[Stored dataset items]
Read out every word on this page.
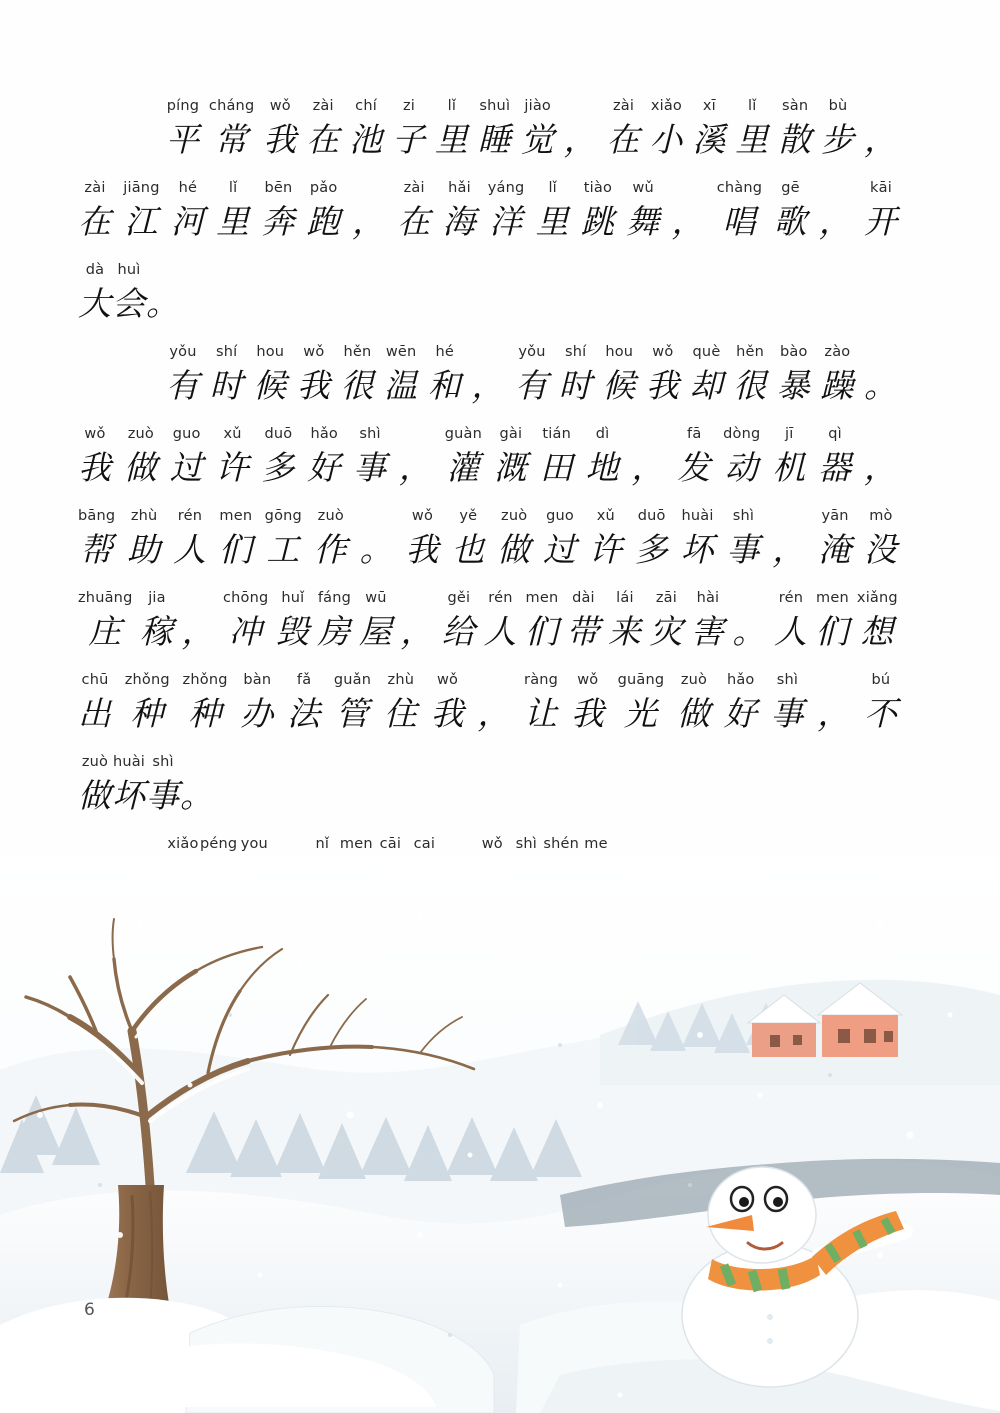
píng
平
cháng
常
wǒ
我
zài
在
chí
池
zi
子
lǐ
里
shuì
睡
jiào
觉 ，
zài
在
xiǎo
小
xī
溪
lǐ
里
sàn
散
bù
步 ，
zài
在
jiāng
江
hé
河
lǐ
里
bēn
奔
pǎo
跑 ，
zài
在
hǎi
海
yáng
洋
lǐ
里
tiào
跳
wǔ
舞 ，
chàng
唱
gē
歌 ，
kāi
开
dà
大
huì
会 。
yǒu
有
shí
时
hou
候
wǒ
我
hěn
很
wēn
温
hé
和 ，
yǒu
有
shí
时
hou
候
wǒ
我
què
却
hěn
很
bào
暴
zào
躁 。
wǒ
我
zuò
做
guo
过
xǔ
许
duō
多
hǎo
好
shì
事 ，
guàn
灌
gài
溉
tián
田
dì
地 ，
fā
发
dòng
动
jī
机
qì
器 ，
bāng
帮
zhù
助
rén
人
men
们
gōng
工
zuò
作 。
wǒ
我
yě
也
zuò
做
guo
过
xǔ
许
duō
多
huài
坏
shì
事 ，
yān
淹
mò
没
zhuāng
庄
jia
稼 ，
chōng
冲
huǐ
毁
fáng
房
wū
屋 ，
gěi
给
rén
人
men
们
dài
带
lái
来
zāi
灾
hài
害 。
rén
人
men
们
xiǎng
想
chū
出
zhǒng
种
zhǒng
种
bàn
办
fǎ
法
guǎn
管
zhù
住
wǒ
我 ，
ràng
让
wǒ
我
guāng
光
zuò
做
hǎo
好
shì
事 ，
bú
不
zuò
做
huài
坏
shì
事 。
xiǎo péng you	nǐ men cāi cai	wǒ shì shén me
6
...
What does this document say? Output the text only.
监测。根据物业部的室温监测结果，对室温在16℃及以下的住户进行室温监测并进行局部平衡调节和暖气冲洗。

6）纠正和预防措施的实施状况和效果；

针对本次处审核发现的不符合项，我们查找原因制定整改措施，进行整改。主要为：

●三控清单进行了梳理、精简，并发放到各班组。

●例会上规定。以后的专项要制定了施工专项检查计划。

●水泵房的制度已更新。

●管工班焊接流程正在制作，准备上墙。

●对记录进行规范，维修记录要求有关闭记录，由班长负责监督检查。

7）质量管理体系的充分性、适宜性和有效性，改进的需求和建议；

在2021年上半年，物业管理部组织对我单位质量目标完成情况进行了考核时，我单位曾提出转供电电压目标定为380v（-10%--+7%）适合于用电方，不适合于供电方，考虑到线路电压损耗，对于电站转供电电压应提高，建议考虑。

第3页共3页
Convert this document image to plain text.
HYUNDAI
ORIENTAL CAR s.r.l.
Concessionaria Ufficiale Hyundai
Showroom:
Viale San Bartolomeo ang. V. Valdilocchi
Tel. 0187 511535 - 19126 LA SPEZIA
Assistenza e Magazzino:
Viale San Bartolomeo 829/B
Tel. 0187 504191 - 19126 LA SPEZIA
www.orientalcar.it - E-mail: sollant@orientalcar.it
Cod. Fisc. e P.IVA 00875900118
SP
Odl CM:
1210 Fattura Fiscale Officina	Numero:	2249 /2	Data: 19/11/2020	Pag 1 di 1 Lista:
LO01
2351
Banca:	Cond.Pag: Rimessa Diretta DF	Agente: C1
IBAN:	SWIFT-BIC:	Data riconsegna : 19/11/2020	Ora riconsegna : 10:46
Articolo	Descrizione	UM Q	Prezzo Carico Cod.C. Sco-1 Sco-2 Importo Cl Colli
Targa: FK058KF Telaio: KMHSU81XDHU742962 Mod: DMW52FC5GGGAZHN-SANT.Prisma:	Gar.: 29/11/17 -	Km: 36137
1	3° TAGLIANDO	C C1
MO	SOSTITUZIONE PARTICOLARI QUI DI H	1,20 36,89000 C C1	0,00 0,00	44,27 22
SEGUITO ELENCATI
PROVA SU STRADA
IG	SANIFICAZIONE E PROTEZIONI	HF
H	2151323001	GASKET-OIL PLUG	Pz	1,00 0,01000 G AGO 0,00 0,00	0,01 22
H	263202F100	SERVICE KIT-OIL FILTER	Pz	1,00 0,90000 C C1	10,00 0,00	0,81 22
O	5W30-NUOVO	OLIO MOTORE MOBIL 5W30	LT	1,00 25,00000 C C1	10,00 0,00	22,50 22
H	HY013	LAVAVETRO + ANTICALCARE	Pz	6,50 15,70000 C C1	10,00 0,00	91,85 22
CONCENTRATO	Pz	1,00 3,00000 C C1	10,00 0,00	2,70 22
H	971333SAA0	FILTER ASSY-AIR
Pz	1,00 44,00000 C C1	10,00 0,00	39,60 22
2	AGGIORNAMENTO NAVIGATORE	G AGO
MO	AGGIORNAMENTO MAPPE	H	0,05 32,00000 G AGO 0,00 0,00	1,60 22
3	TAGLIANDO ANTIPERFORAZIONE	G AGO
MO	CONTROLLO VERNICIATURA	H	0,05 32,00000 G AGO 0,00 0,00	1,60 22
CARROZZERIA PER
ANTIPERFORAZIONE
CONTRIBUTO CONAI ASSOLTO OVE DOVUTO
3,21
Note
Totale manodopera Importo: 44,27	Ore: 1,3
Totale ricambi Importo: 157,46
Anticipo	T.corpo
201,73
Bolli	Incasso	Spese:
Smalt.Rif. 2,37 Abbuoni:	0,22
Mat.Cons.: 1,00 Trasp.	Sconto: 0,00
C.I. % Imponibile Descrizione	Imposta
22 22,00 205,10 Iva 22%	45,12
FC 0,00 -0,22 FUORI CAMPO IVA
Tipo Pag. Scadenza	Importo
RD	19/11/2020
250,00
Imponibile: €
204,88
* * *
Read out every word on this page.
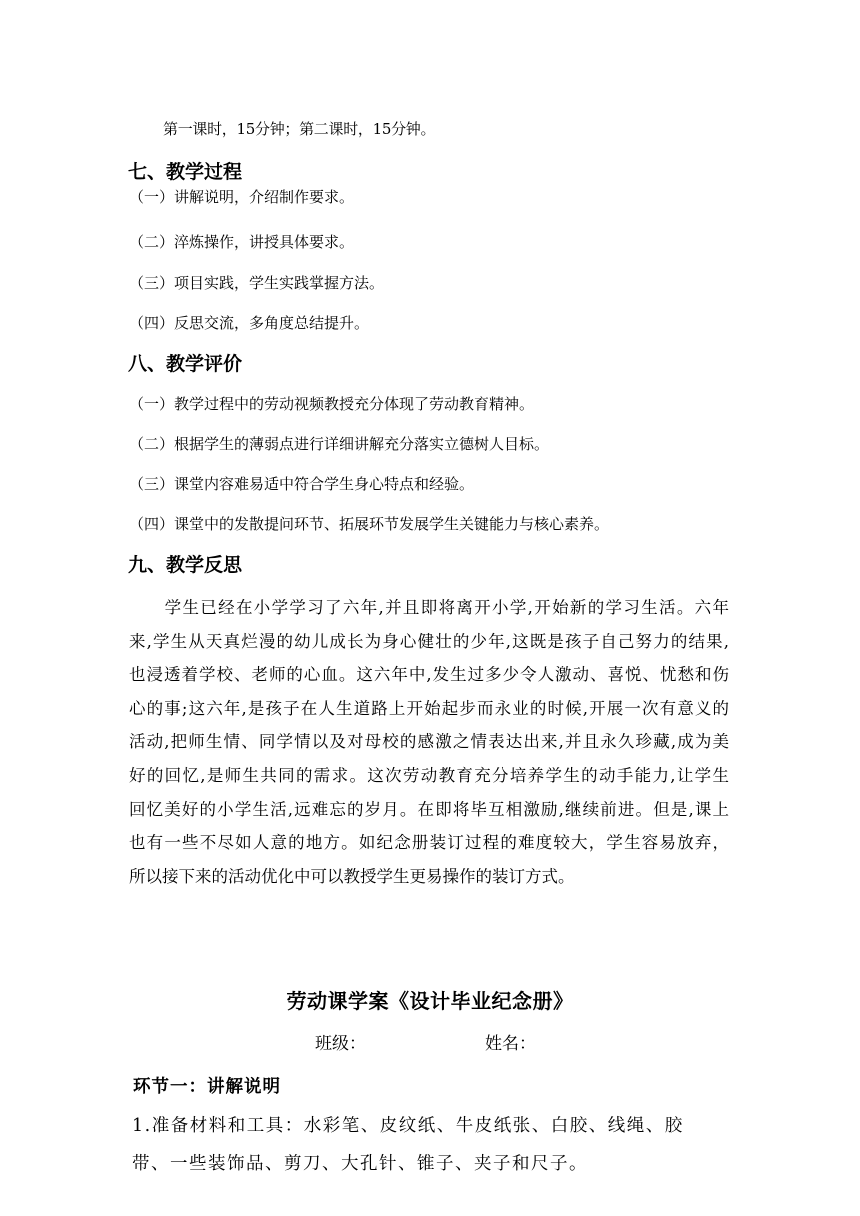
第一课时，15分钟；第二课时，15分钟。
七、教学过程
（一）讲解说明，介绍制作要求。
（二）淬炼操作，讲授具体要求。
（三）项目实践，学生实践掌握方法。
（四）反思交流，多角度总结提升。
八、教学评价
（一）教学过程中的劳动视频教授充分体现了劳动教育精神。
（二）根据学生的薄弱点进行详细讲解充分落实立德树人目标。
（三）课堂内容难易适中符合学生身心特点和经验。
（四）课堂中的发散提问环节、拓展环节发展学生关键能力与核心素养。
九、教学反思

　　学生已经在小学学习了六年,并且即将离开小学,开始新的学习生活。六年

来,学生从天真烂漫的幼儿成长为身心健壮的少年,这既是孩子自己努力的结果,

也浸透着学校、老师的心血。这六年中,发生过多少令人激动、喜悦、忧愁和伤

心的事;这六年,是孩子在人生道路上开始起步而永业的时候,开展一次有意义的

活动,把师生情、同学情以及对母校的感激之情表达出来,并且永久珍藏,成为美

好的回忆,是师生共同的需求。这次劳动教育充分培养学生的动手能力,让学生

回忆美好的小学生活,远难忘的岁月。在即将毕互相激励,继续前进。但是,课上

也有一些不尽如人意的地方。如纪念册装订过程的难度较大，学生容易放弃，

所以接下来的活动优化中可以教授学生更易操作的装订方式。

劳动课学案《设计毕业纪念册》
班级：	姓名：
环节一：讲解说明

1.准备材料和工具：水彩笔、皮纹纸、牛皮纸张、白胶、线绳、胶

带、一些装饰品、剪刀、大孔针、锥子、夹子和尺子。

- **Given exercise**: Gather all lines of the records that include the word "Imponibile".

- **Finished exercise**:
C.I. % Imponibile Descrizione	Imposta
Imponibile: €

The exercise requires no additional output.